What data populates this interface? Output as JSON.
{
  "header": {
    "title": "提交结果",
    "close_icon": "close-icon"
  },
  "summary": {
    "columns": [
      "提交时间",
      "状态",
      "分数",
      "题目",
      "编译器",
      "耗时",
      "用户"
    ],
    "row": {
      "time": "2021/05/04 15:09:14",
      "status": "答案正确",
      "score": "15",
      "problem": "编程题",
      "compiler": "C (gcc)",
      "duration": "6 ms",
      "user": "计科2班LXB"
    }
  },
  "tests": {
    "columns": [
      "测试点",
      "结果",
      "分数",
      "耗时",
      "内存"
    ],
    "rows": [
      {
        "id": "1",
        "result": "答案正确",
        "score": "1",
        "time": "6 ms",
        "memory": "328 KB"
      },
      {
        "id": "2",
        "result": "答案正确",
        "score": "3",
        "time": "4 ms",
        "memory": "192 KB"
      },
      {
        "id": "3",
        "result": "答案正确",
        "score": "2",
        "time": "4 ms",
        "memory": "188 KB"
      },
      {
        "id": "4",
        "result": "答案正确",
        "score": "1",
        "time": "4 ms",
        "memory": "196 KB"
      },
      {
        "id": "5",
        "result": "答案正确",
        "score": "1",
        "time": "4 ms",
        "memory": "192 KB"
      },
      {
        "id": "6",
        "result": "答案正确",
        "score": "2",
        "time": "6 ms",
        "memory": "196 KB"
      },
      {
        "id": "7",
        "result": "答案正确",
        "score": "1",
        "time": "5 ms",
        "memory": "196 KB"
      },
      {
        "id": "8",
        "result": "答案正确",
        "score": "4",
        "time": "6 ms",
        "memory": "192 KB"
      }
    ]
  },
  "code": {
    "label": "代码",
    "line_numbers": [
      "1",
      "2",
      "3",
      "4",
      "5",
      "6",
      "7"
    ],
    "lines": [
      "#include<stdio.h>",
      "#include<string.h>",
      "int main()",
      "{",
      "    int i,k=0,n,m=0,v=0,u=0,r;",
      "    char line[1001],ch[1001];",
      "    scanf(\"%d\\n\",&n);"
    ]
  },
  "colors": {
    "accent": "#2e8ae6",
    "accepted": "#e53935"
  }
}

○ ○ ○

TASK ▸ Reproduce every record above exactly as it appears.

CORRECT ANSWER ▸
What data populates this interface? Output as JSON.
{
  "header": {
    "title": "提交结果",
    "close_icon": "close-icon"
  },
  "summary": {
    "columns": [
      "提交时间",
      "状态",
      "分数",
      "题目",
      "编译器",
      "耗时",
      "用户"
    ],
    "row": {
      "time": "2021/05/04 15:09:14",
      "status": "答案正确",
      "score": "15",
      "problem": "编程题",
      "compiler": "C (gcc)",
      "duration": "6 ms",
      "user": "计科2班LXB"
    }
  },
  "tests": {
    "columns": [
      "测试点",
      "结果",
      "分数",
      "耗时",
      "内存"
    ],
    "rows": [
      {
        "id": "1",
        "result": "答案正确",
        "score": "1",
        "time": "6 ms",
        "memory": "328 KB"
      },
      {
        "id": "2",
        "result": "答案正确",
        "score": "3",
        "time": "4 ms",
        "memory": "192 KB"
      },
      {
        "id": "3",
        "result": "答案正确",
        "score": "2",
        "time": "4 ms",
        "memory": "188 KB"
      },
      {
        "id": "4",
        "result": "答案正确",
        "score": "1",
        "time": "4 ms",
        "memory": "196 KB"
      },
      {
        "id": "5",
        "result": "答案正确",
        "score": "1",
        "time": "4 ms",
        "memory": "192 KB"
      },
      {
        "id": "6",
        "result": "答案正确",
        "score": "2",
        "time": "6 ms",
        "memory": "196 KB"
      },
      {
        "id": "7",
        "result": "答案正确",
        "score": "1",
        "time": "5 ms",
        "memory": "196 KB"
      },
      {
        "id": "8",
        "result": "答案正确",
        "score": "4",
        "time": "6 ms",
        "memory": "192 KB"
      }
    ]
  },
  "code": {
    "label": "代码",
    "line_numbers": [
      "1",
      "2",
      "3",
      "4",
      "5",
      "6",
      "7"
    ],
    "lines": [
      "#include<stdio.h>",
      "#include<string.h>",
      "int main()",
      "{",
      "    int i,k=0,n,m=0,v=0,u=0,r;",
      "    char line[1001],ch[1001];",
      "    scanf(\"%d\\n\",&n);"
    ]
  },
  "colors": {
    "accent": "#2e8ae6",
    "accepted": "#e53935"
  }
}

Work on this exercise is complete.